### BRIEF
Using the data below, copy each line that includes the word "this".

○ ○ ○ ○

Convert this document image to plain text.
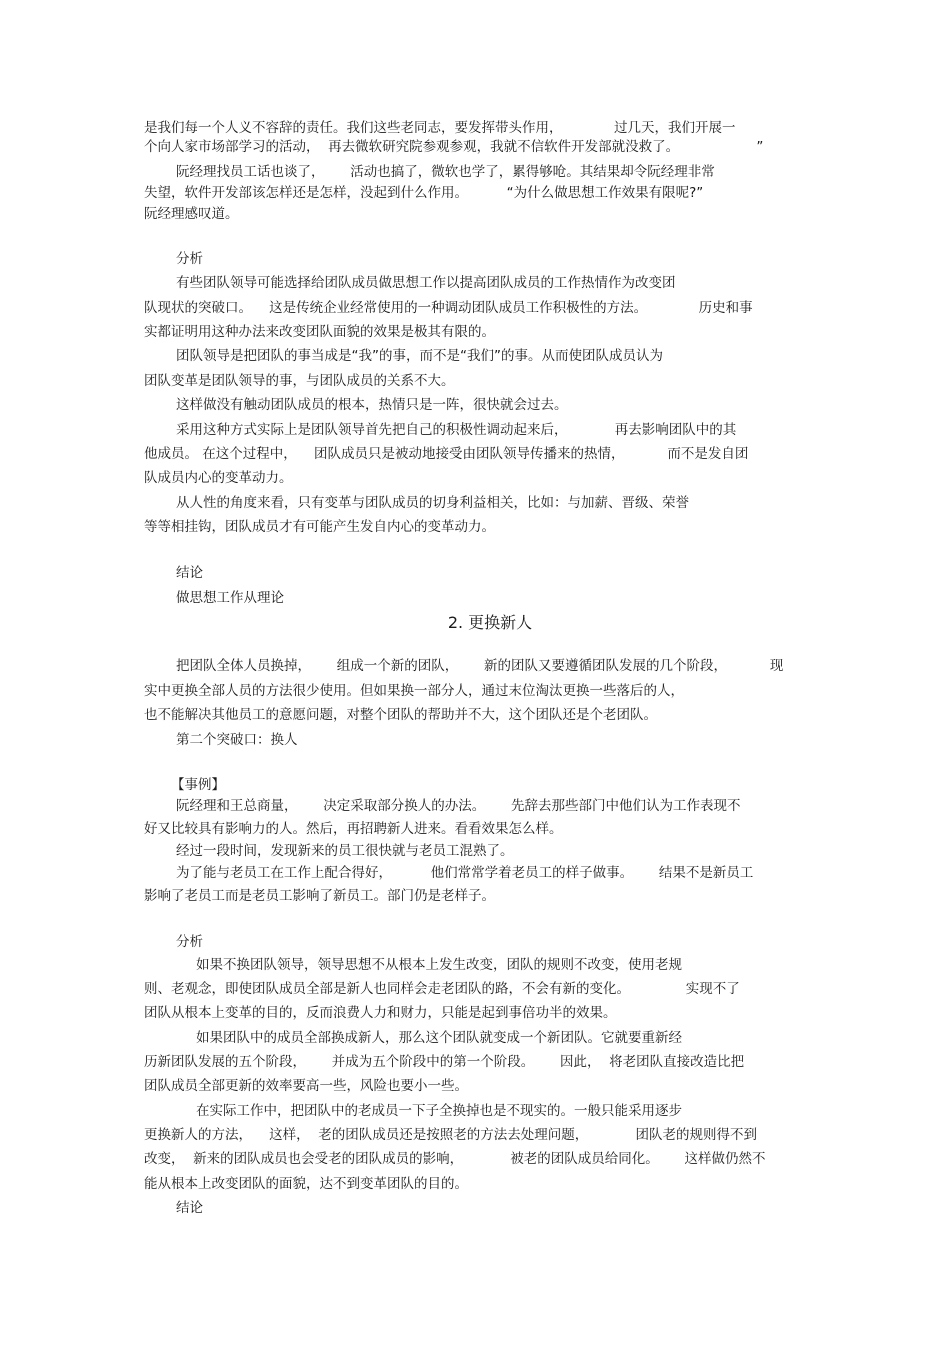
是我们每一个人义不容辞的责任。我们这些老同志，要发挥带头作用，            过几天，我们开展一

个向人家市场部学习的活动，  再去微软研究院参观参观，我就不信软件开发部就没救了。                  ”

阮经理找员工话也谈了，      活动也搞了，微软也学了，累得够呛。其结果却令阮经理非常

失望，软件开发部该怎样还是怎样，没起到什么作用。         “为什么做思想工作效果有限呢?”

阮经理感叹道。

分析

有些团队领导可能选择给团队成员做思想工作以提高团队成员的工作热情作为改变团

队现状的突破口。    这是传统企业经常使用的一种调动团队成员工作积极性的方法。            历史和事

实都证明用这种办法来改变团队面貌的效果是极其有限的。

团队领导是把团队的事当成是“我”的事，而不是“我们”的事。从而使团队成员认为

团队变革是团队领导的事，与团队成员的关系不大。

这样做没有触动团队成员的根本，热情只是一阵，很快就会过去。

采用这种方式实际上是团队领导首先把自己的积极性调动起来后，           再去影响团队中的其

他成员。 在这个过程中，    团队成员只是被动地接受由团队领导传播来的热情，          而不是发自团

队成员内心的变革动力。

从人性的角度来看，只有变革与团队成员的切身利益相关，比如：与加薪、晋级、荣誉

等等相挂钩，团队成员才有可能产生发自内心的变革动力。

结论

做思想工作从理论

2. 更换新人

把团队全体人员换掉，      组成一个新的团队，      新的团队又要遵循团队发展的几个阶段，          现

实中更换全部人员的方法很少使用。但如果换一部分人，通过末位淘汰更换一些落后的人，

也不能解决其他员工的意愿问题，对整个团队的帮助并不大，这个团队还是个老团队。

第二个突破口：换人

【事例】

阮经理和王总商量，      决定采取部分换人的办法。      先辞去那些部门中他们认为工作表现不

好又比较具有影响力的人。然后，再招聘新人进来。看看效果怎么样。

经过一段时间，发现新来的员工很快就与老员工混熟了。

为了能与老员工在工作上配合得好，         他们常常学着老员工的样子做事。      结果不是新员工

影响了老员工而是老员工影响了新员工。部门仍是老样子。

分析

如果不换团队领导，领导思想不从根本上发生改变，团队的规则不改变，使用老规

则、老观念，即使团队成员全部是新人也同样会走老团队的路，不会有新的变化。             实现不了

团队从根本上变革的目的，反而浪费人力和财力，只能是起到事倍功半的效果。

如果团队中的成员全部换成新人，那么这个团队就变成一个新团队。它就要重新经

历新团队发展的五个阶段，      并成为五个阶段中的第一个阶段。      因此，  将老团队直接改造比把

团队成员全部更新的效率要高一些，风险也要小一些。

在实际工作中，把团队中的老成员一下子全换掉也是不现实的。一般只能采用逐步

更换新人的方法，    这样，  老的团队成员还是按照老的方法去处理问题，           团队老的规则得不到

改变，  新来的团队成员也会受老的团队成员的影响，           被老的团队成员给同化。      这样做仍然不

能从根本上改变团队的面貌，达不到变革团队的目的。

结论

○ ○ ○ ○

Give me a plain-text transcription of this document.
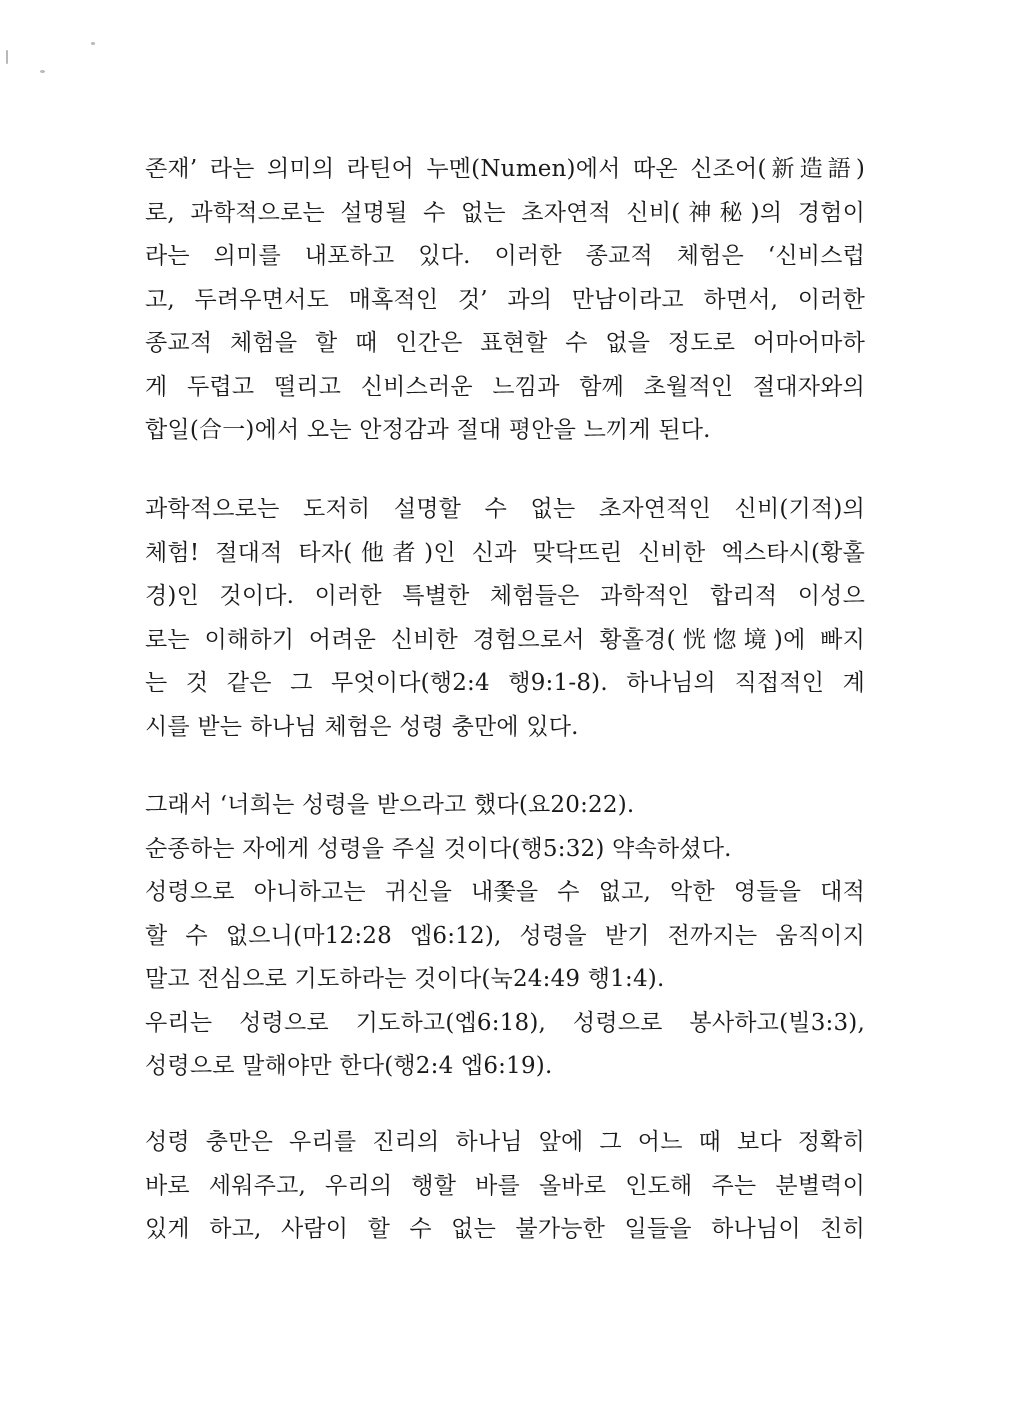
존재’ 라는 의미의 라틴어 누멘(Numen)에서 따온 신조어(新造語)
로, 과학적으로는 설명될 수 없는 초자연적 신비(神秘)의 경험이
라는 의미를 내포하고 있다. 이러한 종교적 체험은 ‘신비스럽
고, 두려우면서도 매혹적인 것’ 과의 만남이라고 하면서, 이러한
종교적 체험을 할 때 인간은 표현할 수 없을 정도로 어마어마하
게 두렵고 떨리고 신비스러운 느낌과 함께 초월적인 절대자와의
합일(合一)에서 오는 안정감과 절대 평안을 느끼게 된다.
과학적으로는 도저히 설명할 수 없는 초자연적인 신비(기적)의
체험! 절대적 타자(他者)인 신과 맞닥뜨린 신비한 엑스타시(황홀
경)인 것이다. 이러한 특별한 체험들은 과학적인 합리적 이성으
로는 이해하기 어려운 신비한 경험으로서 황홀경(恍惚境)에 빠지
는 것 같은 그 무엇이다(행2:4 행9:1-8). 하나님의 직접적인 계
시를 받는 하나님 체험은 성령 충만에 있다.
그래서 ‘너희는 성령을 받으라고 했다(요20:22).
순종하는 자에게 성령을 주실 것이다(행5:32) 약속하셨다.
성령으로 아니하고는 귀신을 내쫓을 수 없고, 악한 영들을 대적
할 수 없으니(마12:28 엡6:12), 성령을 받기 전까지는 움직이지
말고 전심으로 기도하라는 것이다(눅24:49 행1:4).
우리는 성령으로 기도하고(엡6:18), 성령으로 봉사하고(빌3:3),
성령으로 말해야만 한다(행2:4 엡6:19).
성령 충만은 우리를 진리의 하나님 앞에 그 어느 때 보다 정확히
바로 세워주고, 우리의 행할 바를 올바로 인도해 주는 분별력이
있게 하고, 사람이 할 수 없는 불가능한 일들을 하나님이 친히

○ ○ ○ ○

### ANSWER TO THE TASK
Convert this document image to plain text.
Give me a plain-text transcription of this document.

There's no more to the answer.